Stored data:
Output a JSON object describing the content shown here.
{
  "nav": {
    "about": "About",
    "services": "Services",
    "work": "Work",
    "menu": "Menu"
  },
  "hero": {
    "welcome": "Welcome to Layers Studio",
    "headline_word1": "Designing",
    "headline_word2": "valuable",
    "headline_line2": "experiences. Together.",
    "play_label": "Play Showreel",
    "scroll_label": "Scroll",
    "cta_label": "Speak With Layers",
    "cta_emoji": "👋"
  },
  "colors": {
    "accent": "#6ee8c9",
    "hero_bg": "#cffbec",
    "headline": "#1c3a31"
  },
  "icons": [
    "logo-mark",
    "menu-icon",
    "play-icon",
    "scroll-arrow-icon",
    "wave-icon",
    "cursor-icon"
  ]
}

The request:
Write out every record verbatim.

Written response:
Output a JSON object describing the content shown here.
{
  "nav": {
    "about": "About",
    "services": "Services",
    "work": "Work",
    "menu": "Menu"
  },
  "hero": {
    "welcome": "Welcome to Layers Studio",
    "headline_word1": "Designing",
    "headline_word2": "valuable",
    "headline_line2": "experiences. Together.",
    "play_label": "Play Showreel",
    "scroll_label": "Scroll",
    "cta_label": "Speak With Layers",
    "cta_emoji": "👋"
  },
  "colors": {
    "accent": "#6ee8c9",
    "hero_bg": "#cffbec",
    "headline": "#1c3a31"
  },
  "icons": [
    "logo-mark",
    "menu-icon",
    "play-icon",
    "scroll-arrow-icon",
    "wave-icon",
    "cursor-icon"
  ]
}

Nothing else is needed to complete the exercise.